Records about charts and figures
────
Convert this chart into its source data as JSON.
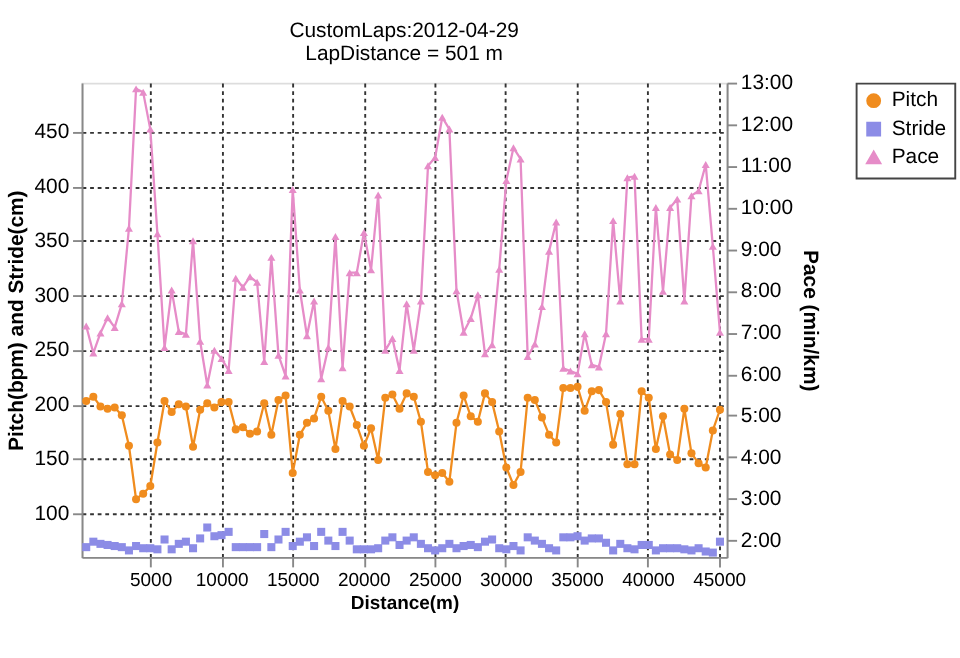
{
  "chart_data": {
    "type": "line",
    "title": "CustomLaps:2012-04-29",
    "subtitle": "LapDistance = 501 m",
    "xlabel": "Distance(m)",
    "ylabel": "Pitch(bpm) and Stride(cm)",
    "y2label": "Pace (min/km)",
    "x": [
      501,
      1002,
      1503,
      2004,
      2505,
      3006,
      3507,
      4008,
      4509,
      5010,
      5511,
      6012,
      6513,
      7014,
      7515,
      8016,
      8517,
      9018,
      9519,
      10020,
      10521,
      11022,
      11523,
      12024,
      12525,
      13026,
      13527,
      14028,
      14529,
      15030,
      15531,
      16032,
      16533,
      17034,
      17535,
      18036,
      18537,
      19038,
      19539,
      20040,
      20541,
      21042,
      21543,
      22044,
      22545,
      23046,
      23547,
      24048,
      24549,
      25050,
      25551,
      26052,
      26553,
      27054,
      27555,
      28056,
      28557,
      29058,
      29559,
      30060,
      30561,
      31062,
      31563,
      32064,
      32565,
      33066,
      33567,
      34068,
      34569,
      35070,
      35571,
      36072,
      36573,
      37074,
      37575,
      38076,
      38577,
      39078,
      39579,
      40080,
      40581,
      41082,
      41583,
      42084,
      42585,
      43086,
      43587,
      44088,
      44589,
      45090
    ],
    "series": [
      {
        "name": "Pitch",
        "color": "#f08c1e",
        "marker": "circle",
        "values": [
          203,
          207,
          198,
          196,
          197,
          190,
          162,
          113,
          118,
          125,
          165,
          203,
          193,
          200,
          198,
          161,
          195,
          201,
          197,
          202,
          202,
          177,
          179,
          173,
          175,
          201,
          172,
          204,
          208,
          137,
          172,
          183,
          187,
          207,
          194,
          159,
          203,
          198,
          181,
          162,
          178,
          149,
          206,
          209,
          196,
          210,
          207,
          184,
          138,
          135,
          137,
          129,
          183,
          208,
          189,
          184,
          210,
          202,
          175,
          142,
          126,
          138,
          206,
          204,
          188,
          172,
          165,
          215,
          215,
          216,
          194,
          212,
          213,
          202,
          163,
          191,
          145,
          145,
          212,
          206,
          159,
          189,
          154,
          149,
          196,
          155,
          146,
          142,
          176,
          195
        ]
      },
      {
        "name": "Stride",
        "color": "#8c8ce6",
        "type": "scatter",
        "marker": "square",
        "values": [
          69,
          74,
          72,
          71,
          70,
          69,
          66,
          70,
          68,
          68,
          67,
          76,
          67,
          72,
          74,
          68,
          77,
          87,
          79,
          80,
          83,
          69,
          69,
          69,
          69,
          81,
          69,
          76,
          83,
          70,
          74,
          78,
          70,
          83,
          75,
          70,
          83,
          75,
          67,
          67,
          67,
          68,
          75,
          78,
          71,
          75,
          78,
          72,
          68,
          66,
          68,
          72,
          68,
          70,
          71,
          69,
          74,
          76,
          68,
          67,
          70,
          66,
          78,
          75,
          72,
          68,
          66,
          78,
          78,
          79,
          75,
          77,
          77,
          73,
          66,
          72,
          68,
          67,
          71,
          71,
          66,
          68,
          68,
          68,
          67,
          66,
          68,
          65,
          64,
          74
        ]
      },
      {
        "name": "Pace",
        "color": "#e68cc8",
        "marker": "triangle",
        "axis": "y2",
        "values": [
          429,
          390,
          419,
          441,
          427,
          461,
          570,
          771,
          766,
          713,
          562,
          398,
          481,
          421,
          417,
          552,
          407,
          344,
          394,
          382,
          365,
          498,
          485,
          500,
          492,
          378,
          528,
          387,
          357,
          626,
          481,
          415,
          465,
          353,
          398,
          558,
          369,
          506,
          506,
          564,
          510,
          618,
          394,
          411,
          365,
          461,
          394,
          465,
          660,
          672,
          730,
          713,
          480,
          420,
          440,
          474,
          389,
          402,
          511,
          639,
          686,
          670,
          385,
          403,
          457,
          537,
          579,
          368,
          364,
          360,
          418,
          373,
          370,
          418,
          581,
          465,
          643,
          645,
          410,
          410,
          600,
          479,
          600,
          612,
          465,
          617,
          624,
          662,
          544,
          420
        ]
      }
    ],
    "xlim": [
      175,
      45560
    ],
    "xticks": [
      5000,
      10000,
      15000,
      20000,
      25000,
      30000,
      35000,
      40000,
      45000
    ],
    "ylim": [
      60,
      495
    ],
    "yticks": [
      100,
      150,
      200,
      250,
      300,
      350,
      400,
      450
    ],
    "y2lim": [
      96,
      780
    ],
    "y2ticks": [
      {
        "value": 120,
        "label": "2:00"
      },
      {
        "value": 180,
        "label": "3:00"
      },
      {
        "value": 240,
        "label": "4:00"
      },
      {
        "value": 300,
        "label": "5:00"
      },
      {
        "value": 360,
        "label": "6:00"
      },
      {
        "value": 420,
        "label": "7:00"
      },
      {
        "value": 480,
        "label": "8:00"
      },
      {
        "value": 540,
        "label": "9:00"
      },
      {
        "value": 600,
        "label": "10:00"
      },
      {
        "value": 660,
        "label": "11:00"
      },
      {
        "value": 720,
        "label": "12:00"
      },
      {
        "value": 780,
        "label": "13:00"
      }
    ],
    "grid": true,
    "legend": "top right",
    "line_style": "solid"
  }
}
────
Problem to work on. Show every line in the entries where the string "Stride" occurs.

Solution to the problem.
    "ylabel": "Pitch(bpm) and Stride(cm)",
        "name": "Stride",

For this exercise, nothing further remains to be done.